▶ [Task to carry out]: Lines holding the string "batteria" are the ones to copy; find them all in the data.

▶ [Records to use]:
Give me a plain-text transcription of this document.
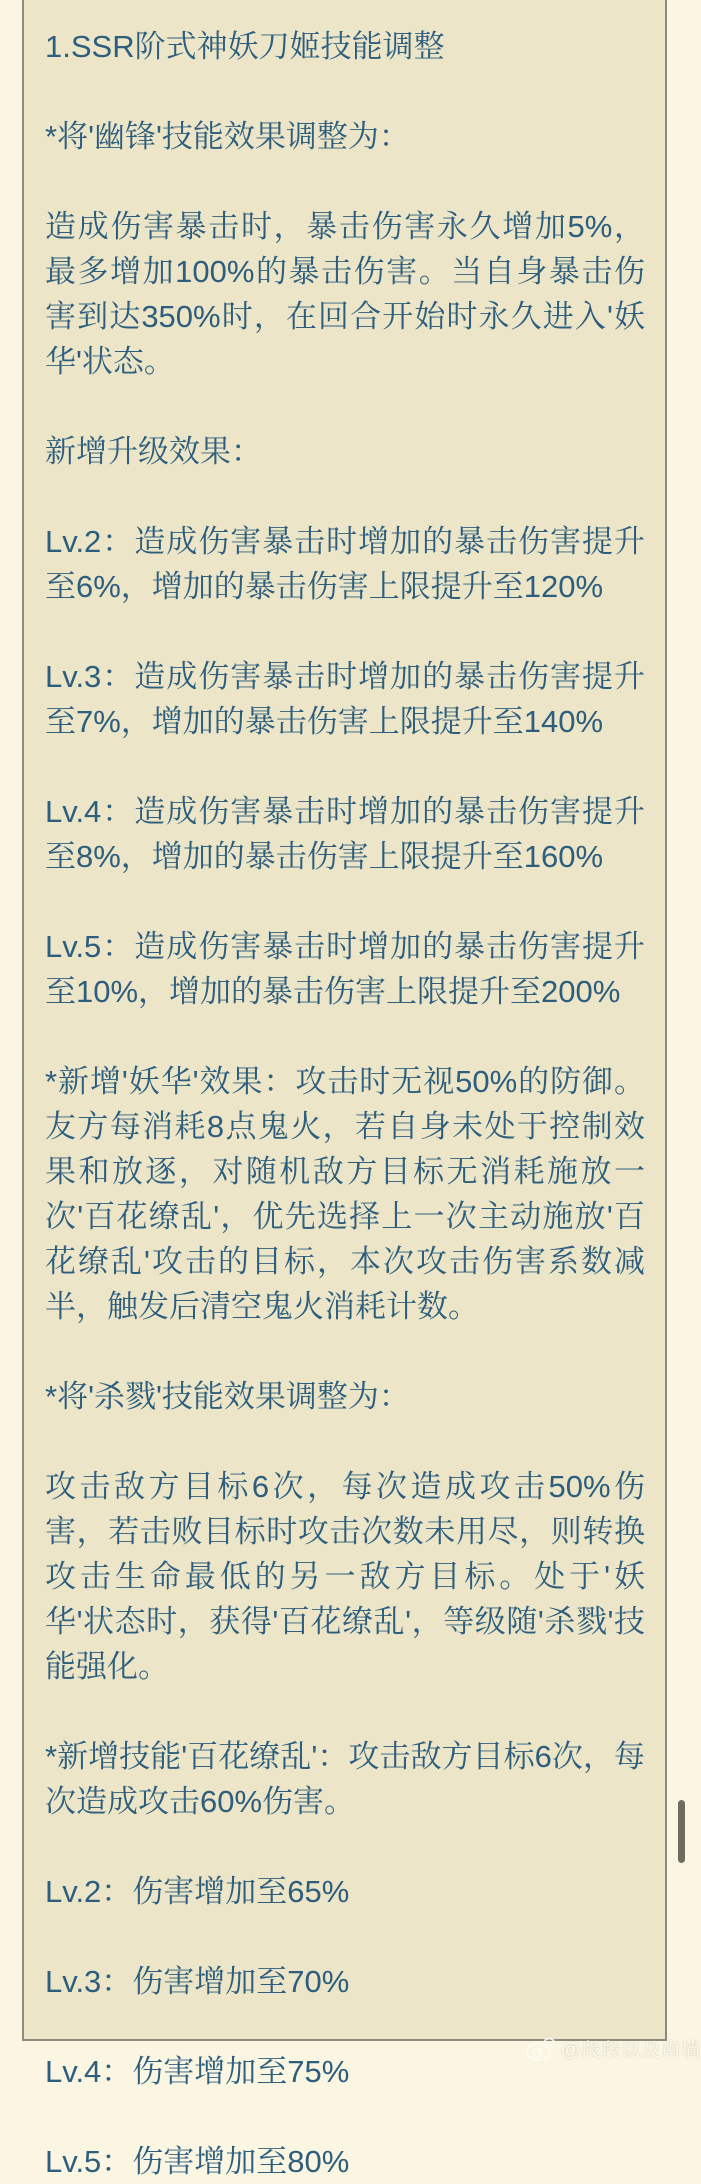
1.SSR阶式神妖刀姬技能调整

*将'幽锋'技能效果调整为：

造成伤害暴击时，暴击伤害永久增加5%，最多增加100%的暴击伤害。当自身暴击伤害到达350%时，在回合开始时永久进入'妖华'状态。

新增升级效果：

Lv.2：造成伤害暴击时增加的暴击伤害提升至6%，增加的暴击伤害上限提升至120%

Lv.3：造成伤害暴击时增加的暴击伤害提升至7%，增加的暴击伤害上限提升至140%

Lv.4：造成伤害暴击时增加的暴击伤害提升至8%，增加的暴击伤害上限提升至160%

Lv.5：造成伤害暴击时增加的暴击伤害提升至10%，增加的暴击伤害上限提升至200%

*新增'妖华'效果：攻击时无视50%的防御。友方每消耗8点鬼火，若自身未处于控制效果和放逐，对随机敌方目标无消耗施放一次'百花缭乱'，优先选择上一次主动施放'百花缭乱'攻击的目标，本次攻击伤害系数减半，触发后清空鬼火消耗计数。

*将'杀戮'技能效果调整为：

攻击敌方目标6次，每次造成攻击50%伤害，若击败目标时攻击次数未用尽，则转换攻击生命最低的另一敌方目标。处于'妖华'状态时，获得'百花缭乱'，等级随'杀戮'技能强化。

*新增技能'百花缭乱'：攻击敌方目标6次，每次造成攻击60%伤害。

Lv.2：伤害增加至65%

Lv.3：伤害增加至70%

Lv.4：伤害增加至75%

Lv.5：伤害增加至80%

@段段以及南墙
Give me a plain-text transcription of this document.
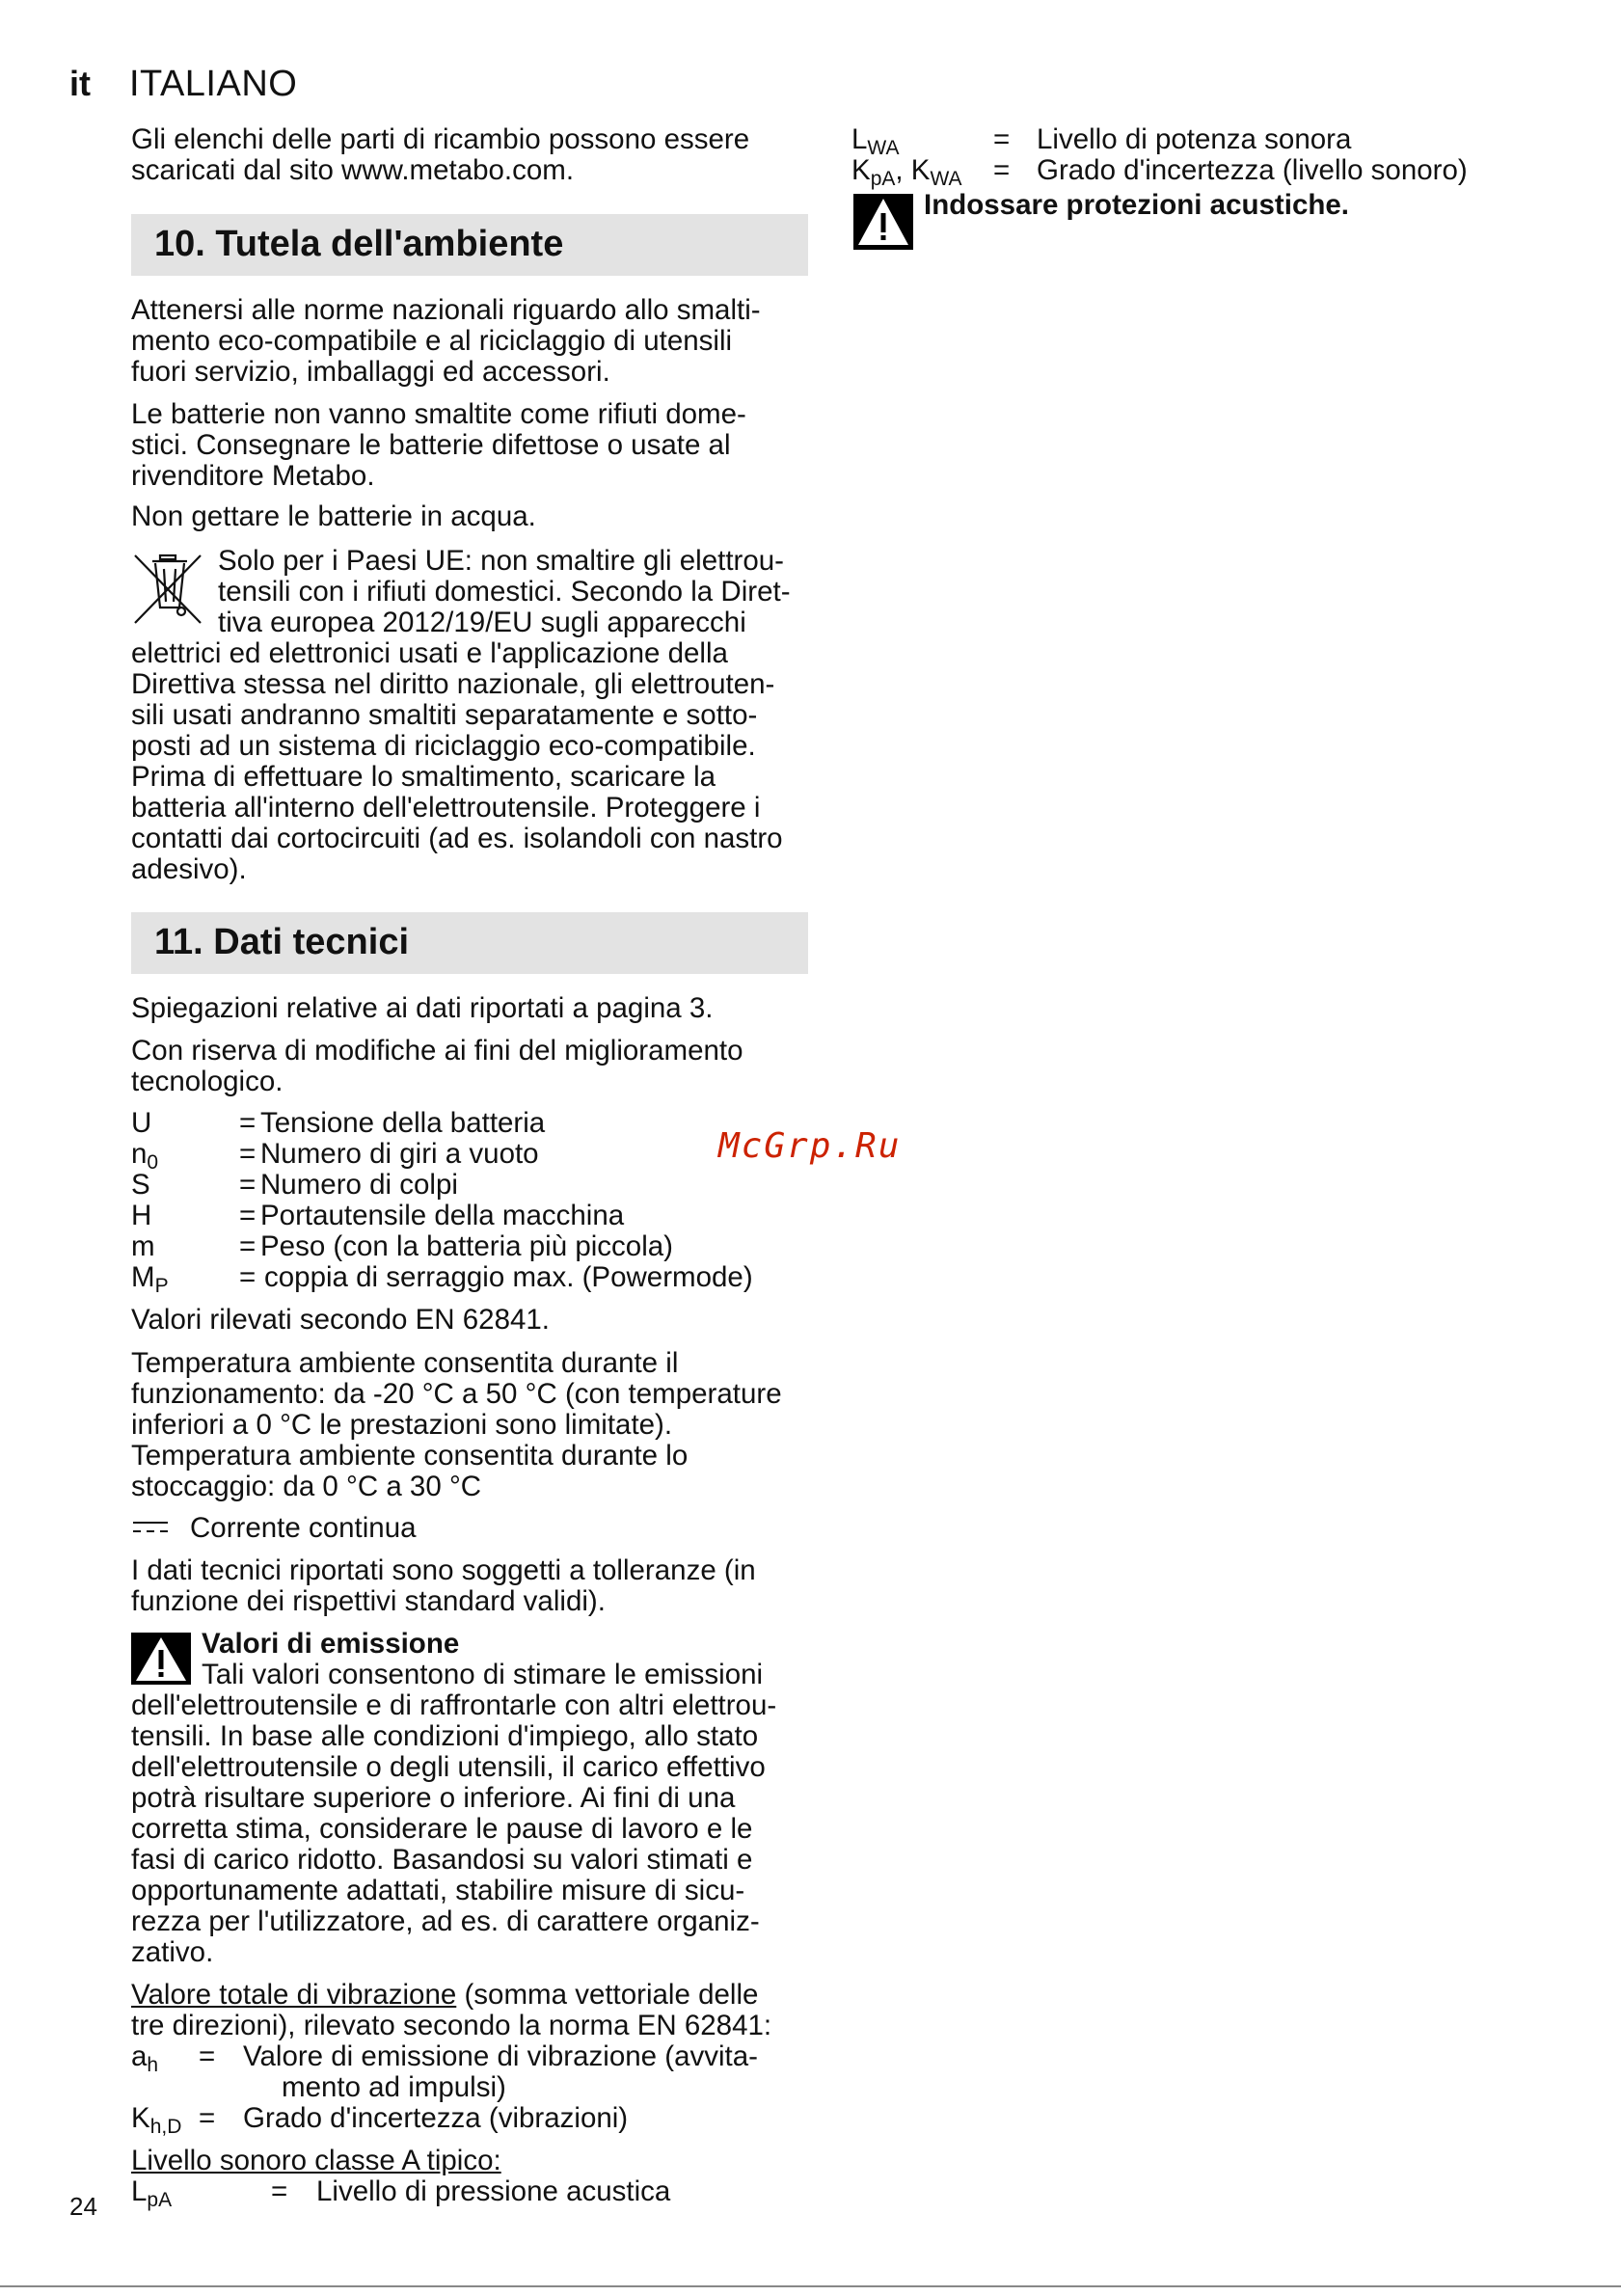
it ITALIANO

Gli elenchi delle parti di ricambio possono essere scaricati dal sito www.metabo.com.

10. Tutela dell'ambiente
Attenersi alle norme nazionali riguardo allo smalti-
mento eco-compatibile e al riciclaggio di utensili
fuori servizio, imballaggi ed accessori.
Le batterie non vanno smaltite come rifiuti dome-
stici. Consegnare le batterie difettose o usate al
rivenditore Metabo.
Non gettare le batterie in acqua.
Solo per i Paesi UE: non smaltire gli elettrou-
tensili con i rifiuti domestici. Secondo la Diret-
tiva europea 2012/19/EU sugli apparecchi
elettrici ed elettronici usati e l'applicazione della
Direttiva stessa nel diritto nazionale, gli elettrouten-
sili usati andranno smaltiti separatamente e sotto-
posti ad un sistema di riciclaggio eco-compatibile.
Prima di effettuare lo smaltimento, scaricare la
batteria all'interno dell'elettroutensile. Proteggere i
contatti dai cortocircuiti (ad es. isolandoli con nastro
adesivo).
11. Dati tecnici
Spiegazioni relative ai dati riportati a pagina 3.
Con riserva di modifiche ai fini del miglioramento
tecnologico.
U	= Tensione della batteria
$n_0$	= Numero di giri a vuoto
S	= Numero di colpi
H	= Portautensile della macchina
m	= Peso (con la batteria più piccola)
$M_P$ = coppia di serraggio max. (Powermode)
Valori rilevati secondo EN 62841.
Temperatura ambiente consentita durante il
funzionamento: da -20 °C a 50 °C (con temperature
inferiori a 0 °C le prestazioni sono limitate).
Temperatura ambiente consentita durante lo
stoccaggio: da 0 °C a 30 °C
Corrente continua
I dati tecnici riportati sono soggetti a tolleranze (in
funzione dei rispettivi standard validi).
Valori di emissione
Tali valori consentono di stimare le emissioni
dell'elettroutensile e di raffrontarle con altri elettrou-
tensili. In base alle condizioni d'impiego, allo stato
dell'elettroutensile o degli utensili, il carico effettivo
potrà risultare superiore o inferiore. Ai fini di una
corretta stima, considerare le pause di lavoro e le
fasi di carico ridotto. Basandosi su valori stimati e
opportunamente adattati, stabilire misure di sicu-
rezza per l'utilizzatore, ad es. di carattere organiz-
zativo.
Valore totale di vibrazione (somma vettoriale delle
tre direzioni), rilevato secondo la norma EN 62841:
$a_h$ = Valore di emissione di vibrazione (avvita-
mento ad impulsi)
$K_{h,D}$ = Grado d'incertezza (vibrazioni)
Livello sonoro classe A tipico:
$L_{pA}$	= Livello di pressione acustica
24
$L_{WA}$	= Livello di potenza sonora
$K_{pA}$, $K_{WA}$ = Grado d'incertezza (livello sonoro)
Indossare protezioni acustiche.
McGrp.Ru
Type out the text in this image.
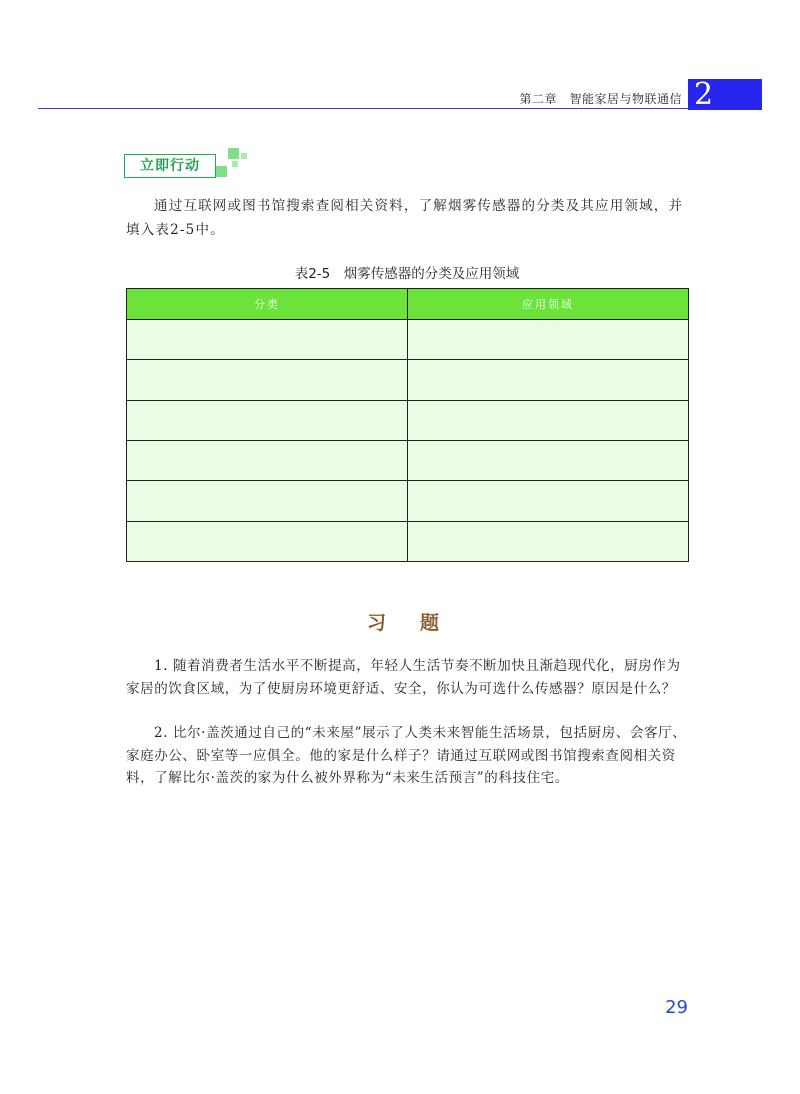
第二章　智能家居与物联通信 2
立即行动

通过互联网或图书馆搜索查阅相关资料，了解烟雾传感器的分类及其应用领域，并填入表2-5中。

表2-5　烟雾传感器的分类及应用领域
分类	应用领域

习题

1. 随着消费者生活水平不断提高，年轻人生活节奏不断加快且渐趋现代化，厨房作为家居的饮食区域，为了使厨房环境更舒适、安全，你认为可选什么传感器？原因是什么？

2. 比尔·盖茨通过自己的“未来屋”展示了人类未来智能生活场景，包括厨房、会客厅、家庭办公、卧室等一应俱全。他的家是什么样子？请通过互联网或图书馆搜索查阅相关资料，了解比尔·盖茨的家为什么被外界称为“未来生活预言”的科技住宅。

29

▶ [Task result]:
batteria all'interno dell'elettroutensile. Proteggere i
U	= Tensione della batteria
m	= Peso (con la batteria più piccola)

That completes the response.